Records =>

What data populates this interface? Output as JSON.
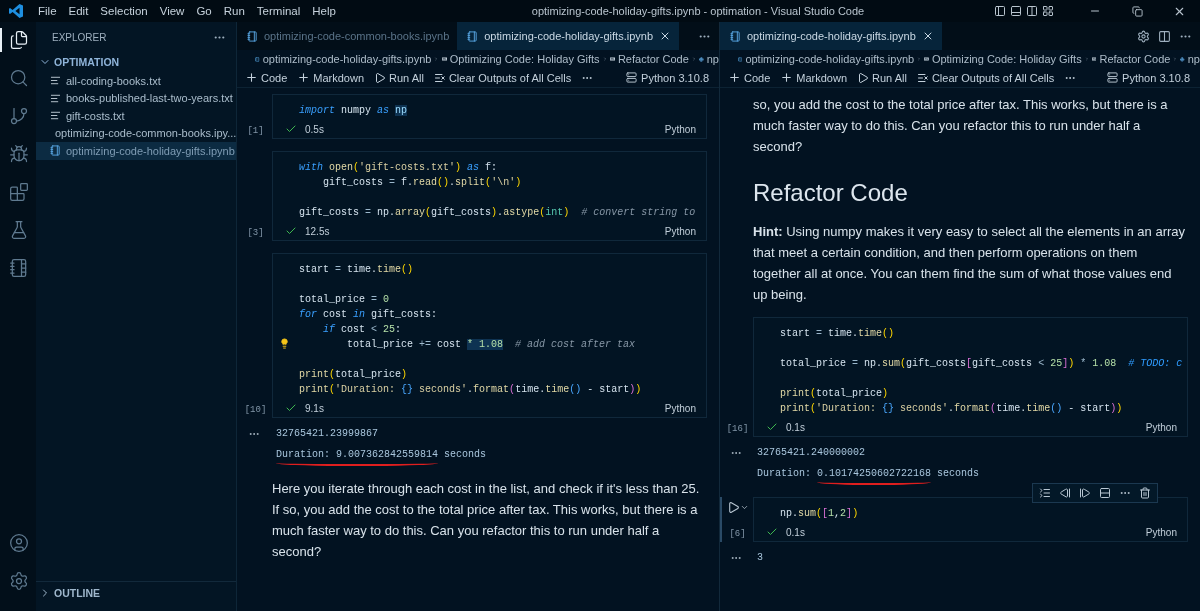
{
  "title_bar": {
    "menu": [
      "File",
      "Edit",
      "Selection",
      "View",
      "Go",
      "Run",
      "Terminal",
      "Help"
    ],
    "title": "optimizing-code-holiday-gifts.ipynb - optimation - Visual Studio Code"
  },
  "activity_bar": {
    "items": [
      {
        "kind": "explorer",
        "selected": true
      },
      {
        "kind": "search",
        "selected": false
      },
      {
        "kind": "source_control",
        "selected": false
      },
      {
        "kind": "debug",
        "selected": false
      },
      {
        "kind": "extensions",
        "selected": false
      },
      {
        "kind": "testing",
        "selected": false
      },
      {
        "kind": "notebook",
        "selected": false
      }
    ],
    "bottom": [
      {
        "kind": "account"
      },
      {
        "kind": "settings"
      }
    ]
  },
  "sidebar": {
    "title": "EXPLORER",
    "folder": {
      "name": "OPTIMATION",
      "expanded": true,
      "children": [
        {
          "name": "all-coding-books.txt",
          "kind": "text",
          "selected": false
        },
        {
          "name": "books-published-last-two-years.txt",
          "kind": "text",
          "selected": false
        },
        {
          "name": "gift-costs.txt",
          "kind": "text",
          "selected": false
        },
        {
          "name": "optimizing-code-common-books.ipy...",
          "kind": "notebook",
          "selected": false
        },
        {
          "name": "optimizing-code-holiday-gifts.ipynb",
          "kind": "notebook",
          "selected": true
        }
      ]
    },
    "sections": [
      {
        "name": "OUTLINE",
        "expanded": false
      }
    ]
  },
  "editor_groups": [
    {
      "tabs": [
        {
          "label": "optimizing-code-common-books.ipynb",
          "selected": false
        },
        {
          "label": "optimizing-code-holiday-gifts.ipynb",
          "selected": true
        }
      ],
      "tab_actions": [
        {
          "kind": "more"
        }
      ],
      "breadcrumbs": [
        {
          "label": "optimizing-code-holiday-gifts.ipynb",
          "kind": "file"
        },
        {
          "label": "Optimizing Code: Holiday Gifts",
          "kind": "markdown"
        },
        {
          "label": "Refactor Code",
          "kind": "markdown"
        },
        {
          "label": "np",
          "kind": "python"
        }
      ],
      "toolbar": {
        "buttons": [
          {
            "label": "Code",
            "kind": "add"
          },
          {
            "label": "Markdown",
            "kind": "add"
          },
          {
            "label": "Run All",
            "kind": "run"
          },
          {
            "label": "Clear Outputs of All Cells",
            "kind": "clear"
          }
        ],
        "kernel": "Python 3.10.8"
      },
      "cells": [
        {
          "kind": "code",
          "focused": false,
          "execution": "[1]",
          "status": "0.5s",
          "language": "Python",
          "lines": [
            {
              "kind": "code",
              "tokens": [
                {
                  "text": "import ",
                  "kind": "kw"
                },
                {
                  "text": "numpy ",
                  "kind": "p"
                },
                {
                  "text": "as ",
                  "kind": "kw"
                },
                {
                  "text": "np",
                  "kind": "var",
                  "highlighted": true
                }
              ]
            }
          ]
        },
        {
          "kind": "code",
          "focused": false,
          "execution": "[3]",
          "status": "12.5s",
          "language": "Python",
          "lines": [
            {
              "kind": "code",
              "tokens": [
                {
                  "text": "with ",
                  "kind": "kw"
                },
                {
                  "text": "open",
                  "kind": "fn"
                },
                {
                  "text": "(",
                  "kind": "br"
                },
                {
                  "text": "'gift-costs.txt'",
                  "kind": "str"
                },
                {
                  "text": ") ",
                  "kind": "br"
                },
                {
                  "text": "as ",
                  "kind": "kw"
                },
                {
                  "text": "f:",
                  "kind": "p"
                }
              ]
            },
            {
              "kind": "code",
              "tokens": [
                {
                  "text": "    gift_costs ",
                  "kind": "p"
                },
                {
                  "text": "=",
                  "kind": "op"
                },
                {
                  "text": " f.",
                  "kind": "p"
                },
                {
                  "text": "read",
                  "kind": "fn"
                },
                {
                  "text": "()",
                  "kind": "br"
                },
                {
                  "text": ".",
                  "kind": "p"
                },
                {
                  "text": "split",
                  "kind": "fn"
                },
                {
                  "text": "(",
                  "kind": "br"
                },
                {
                  "text": "'\\n'",
                  "kind": "str"
                },
                {
                  "text": ")",
                  "kind": "br"
                }
              ]
            },
            {
              "kind": "blank"
            },
            {
              "kind": "code",
              "tokens": [
                {
                  "text": "gift_costs ",
                  "kind": "p"
                },
                {
                  "text": "=",
                  "kind": "op"
                },
                {
                  "text": " np.",
                  "kind": "p"
                },
                {
                  "text": "array",
                  "kind": "fn"
                },
                {
                  "text": "(",
                  "kind": "br"
                },
                {
                  "text": "gift_costs",
                  "kind": "p"
                },
                {
                  "text": ")",
                  "kind": "br"
                },
                {
                  "text": ".",
                  "kind": "p"
                },
                {
                  "text": "astype",
                  "kind": "fn"
                },
                {
                  "text": "(",
                  "kind": "br"
                },
                {
                  "text": "int",
                  "kind": "cls"
                },
                {
                  "text": ")",
                  "kind": "br"
                },
                {
                  "text": "  # convert string to",
                  "kind": "com"
                }
              ]
            }
          ]
        },
        {
          "kind": "code",
          "focused": false,
          "execution": "[10]",
          "status": "9.1s",
          "language": "Python",
          "lines": [
            {
              "kind": "code",
              "tokens": [
                {
                  "text": "start ",
                  "kind": "p"
                },
                {
                  "text": "=",
                  "kind": "op"
                },
                {
                  "text": " time.",
                  "kind": "p"
                },
                {
                  "text": "time",
                  "kind": "fn"
                },
                {
                  "text": "()",
                  "kind": "br"
                }
              ]
            },
            {
              "kind": "blank"
            },
            {
              "kind": "code",
              "tokens": [
                {
                  "text": "total_price ",
                  "kind": "p"
                },
                {
                  "text": "=",
                  "kind": "op"
                },
                {
                  "text": " 0",
                  "kind": "num"
                }
              ]
            },
            {
              "kind": "code",
              "tokens": [
                {
                  "text": "for ",
                  "kind": "kw"
                },
                {
                  "text": "cost ",
                  "kind": "p"
                },
                {
                  "text": "in ",
                  "kind": "kw"
                },
                {
                  "text": "gift_costs:",
                  "kind": "p"
                }
              ]
            },
            {
              "kind": "code",
              "tokens": [
                {
                  "text": "    if ",
                  "kind": "kw"
                },
                {
                  "text": "cost ",
                  "kind": "p"
                },
                {
                  "text": "<",
                  "kind": "op"
                },
                {
                  "text": " 25",
                  "kind": "num"
                },
                {
                  "text": ":",
                  "kind": "p"
                }
              ]
            },
            {
              "kind": "code",
              "lightbulb": true,
              "tokens": [
                {
                  "text": "        total_price ",
                  "kind": "p"
                },
                {
                  "text": "+=",
                  "kind": "op"
                },
                {
                  "text": " cost ",
                  "kind": "p"
                },
                {
                  "text": "* 1.08",
                  "kind": "num",
                  "highlighted": true
                },
                {
                  "text": "  # add cost after tax",
                  "kind": "com"
                }
              ]
            },
            {
              "kind": "blank"
            },
            {
              "kind": "code",
              "tokens": [
                {
                  "text": "print",
                  "kind": "fn"
                },
                {
                  "text": "(",
                  "kind": "br"
                },
                {
                  "text": "total_price",
                  "kind": "p"
                },
                {
                  "text": ")",
                  "kind": "br"
                }
              ]
            },
            {
              "kind": "code",
              "tokens": [
                {
                  "text": "print",
                  "kind": "fn"
                },
                {
                  "text": "(",
                  "kind": "br"
                },
                {
                  "text": "'Duration: ",
                  "kind": "str"
                },
                {
                  "text": "{}",
                  "kind": "br3"
                },
                {
                  "text": " seconds'",
                  "kind": "str"
                },
                {
                  "text": ".",
                  "kind": "p"
                },
                {
                  "text": "format",
                  "kind": "fn"
                },
                {
                  "text": "(",
                  "kind": "br2"
                },
                {
                  "text": "time.",
                  "kind": "p"
                },
                {
                  "text": "time",
                  "kind": "fn"
                },
                {
                  "text": "()",
                  "kind": "br3"
                },
                {
                  "text": " - start",
                  "kind": "p"
                },
                {
                  "text": ")",
                  "kind": "br2"
                },
                {
                  "text": ")",
                  "kind": "br"
                }
              ]
            }
          ],
          "outputs": [
            {
              "segments": [
                {
                  "text": "32765421.23999867",
                  "underlined": false
                }
              ]
            },
            {
              "segments": [
                {
                  "text": "Duration: 9.007362842559814",
                  "underlined": true
                },
                {
                  "text": " seconds",
                  "underlined": false
                }
              ]
            }
          ]
        },
        {
          "kind": "markdown",
          "blocks": [
            {
              "kind": "paragraph",
              "text": "Here you iterate through each cost in the list, and check if it's less than 25. If so, you add the cost to the total price after tax. This works, but there is a much faster way to do this. Can you refactor this to run under half a second?"
            }
          ]
        }
      ]
    },
    {
      "tabs": [
        {
          "label": "optimizing-code-holiday-gifts.ipynb",
          "selected": true
        }
      ],
      "tab_actions": [
        {
          "kind": "settings"
        },
        {
          "kind": "split"
        },
        {
          "kind": "more"
        }
      ],
      "breadcrumbs": [
        {
          "label": "optimizing-code-holiday-gifts.ipynb",
          "kind": "file"
        },
        {
          "label": "Optimizing Code: Holiday Gifts",
          "kind": "markdown"
        },
        {
          "label": "Refactor Code",
          "kind": "markdown"
        },
        {
          "label": "np",
          "kind": "python"
        }
      ],
      "toolbar": {
        "buttons": [
          {
            "label": "Code",
            "kind": "add"
          },
          {
            "label": "Markdown",
            "kind": "add"
          },
          {
            "label": "Run All",
            "kind": "run"
          },
          {
            "label": "Clear Outputs of All Cells",
            "kind": "clear"
          }
        ],
        "kernel": "Python 3.10.8"
      },
      "cells": [
        {
          "kind": "markdown",
          "blocks": [
            {
              "kind": "paragraph",
              "text": "so, you add the cost to the total price after tax. This works, but there is a much faster way to do this. Can you refactor this to run under half a second?"
            },
            {
              "kind": "heading",
              "text": "Refactor Code"
            },
            {
              "kind": "paragraph",
              "text": "**Hint:** Using numpy makes it very easy to select all the elements in an array that meet a certain condition, and then perform operations on them together all at once. You can them find the sum of what those values end up being."
            }
          ]
        },
        {
          "kind": "code",
          "focused": false,
          "execution": "[16]",
          "status": "0.1s",
          "language": "Python",
          "lines": [
            {
              "kind": "code",
              "tokens": [
                {
                  "text": "start ",
                  "kind": "p"
                },
                {
                  "text": "=",
                  "kind": "op"
                },
                {
                  "text": " time.",
                  "kind": "p"
                },
                {
                  "text": "time",
                  "kind": "fn"
                },
                {
                  "text": "()",
                  "kind": "br"
                }
              ]
            },
            {
              "kind": "blank"
            },
            {
              "kind": "code",
              "tokens": [
                {
                  "text": "total_price ",
                  "kind": "p"
                },
                {
                  "text": "=",
                  "kind": "op"
                },
                {
                  "text": " np.",
                  "kind": "p"
                },
                {
                  "text": "sum",
                  "kind": "fn"
                },
                {
                  "text": "(",
                  "kind": "br"
                },
                {
                  "text": "gift_costs",
                  "kind": "p"
                },
                {
                  "text": "[",
                  "kind": "br2"
                },
                {
                  "text": "gift_costs ",
                  "kind": "p"
                },
                {
                  "text": "<",
                  "kind": "op"
                },
                {
                  "text": " 25",
                  "kind": "num"
                },
                {
                  "text": "]",
                  "kind": "br2"
                },
                {
                  "text": ")",
                  "kind": "br"
                },
                {
                  "text": " * ",
                  "kind": "op"
                },
                {
                  "text": "1.08",
                  "kind": "num"
                },
                {
                  "text": "  # TODO: c",
                  "kind": "todo"
                }
              ]
            },
            {
              "kind": "blank"
            },
            {
              "kind": "code",
              "tokens": [
                {
                  "text": "print",
                  "kind": "fn"
                },
                {
                  "text": "(",
                  "kind": "br"
                },
                {
                  "text": "total_price",
                  "kind": "p"
                },
                {
                  "text": ")",
                  "kind": "br"
                }
              ]
            },
            {
              "kind": "code",
              "tokens": [
                {
                  "text": "print",
                  "kind": "fn"
                },
                {
                  "text": "(",
                  "kind": "br"
                },
                {
                  "text": "'Duration: ",
                  "kind": "str"
                },
                {
                  "text": "{}",
                  "kind": "br3"
                },
                {
                  "text": " seconds'",
                  "kind": "str"
                },
                {
                  "text": ".",
                  "kind": "p"
                },
                {
                  "text": "format",
                  "kind": "fn"
                },
                {
                  "text": "(",
                  "kind": "br2"
                },
                {
                  "text": "time.",
                  "kind": "p"
                },
                {
                  "text": "time",
                  "kind": "fn"
                },
                {
                  "text": "()",
                  "kind": "br3"
                },
                {
                  "text": " - start",
                  "kind": "p"
                },
                {
                  "text": ")",
                  "kind": "br2"
                },
                {
                  "text": ")",
                  "kind": "br"
                }
              ]
            }
          ],
          "outputs": [
            {
              "segments": [
                {
                  "text": "32765421.240000002",
                  "underlined": false
                }
              ]
            },
            {
              "segments": [
                {
                  "text": "Duration: ",
                  "underlined": false
                },
                {
                  "text": "0.10174250602722168",
                  "underlined": true
                },
                {
                  "text": " seconds",
                  "underlined": false
                }
              ]
            }
          ]
        },
        {
          "kind": "code",
          "focused": true,
          "execution": "[6]",
          "status": "0.1s",
          "language": "Python",
          "lines": [
            {
              "kind": "code",
              "tokens": [
                {
                  "text": "np.",
                  "kind": "p"
                },
                {
                  "text": "sum",
                  "kind": "fn"
                },
                {
                  "text": "(",
                  "kind": "br"
                },
                {
                  "text": "[",
                  "kind": "br2"
                },
                {
                  "text": "1",
                  "kind": "num"
                },
                {
                  "text": ",",
                  "kind": "p"
                },
                {
                  "text": "2",
                  "kind": "num"
                },
                {
                  "text": "]",
                  "kind": "br2"
                },
                {
                  "text": ")",
                  "kind": "br"
                }
              ]
            }
          ],
          "outputs": [
            {
              "segments": [
                {
                  "text": "3",
                  "underlined": false
                }
              ]
            }
          ]
        }
      ]
    }
  ]
}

What to work on => If a line in the entries above contains the word "Duration", count it, and give only the final number.

Result of the exercise => 4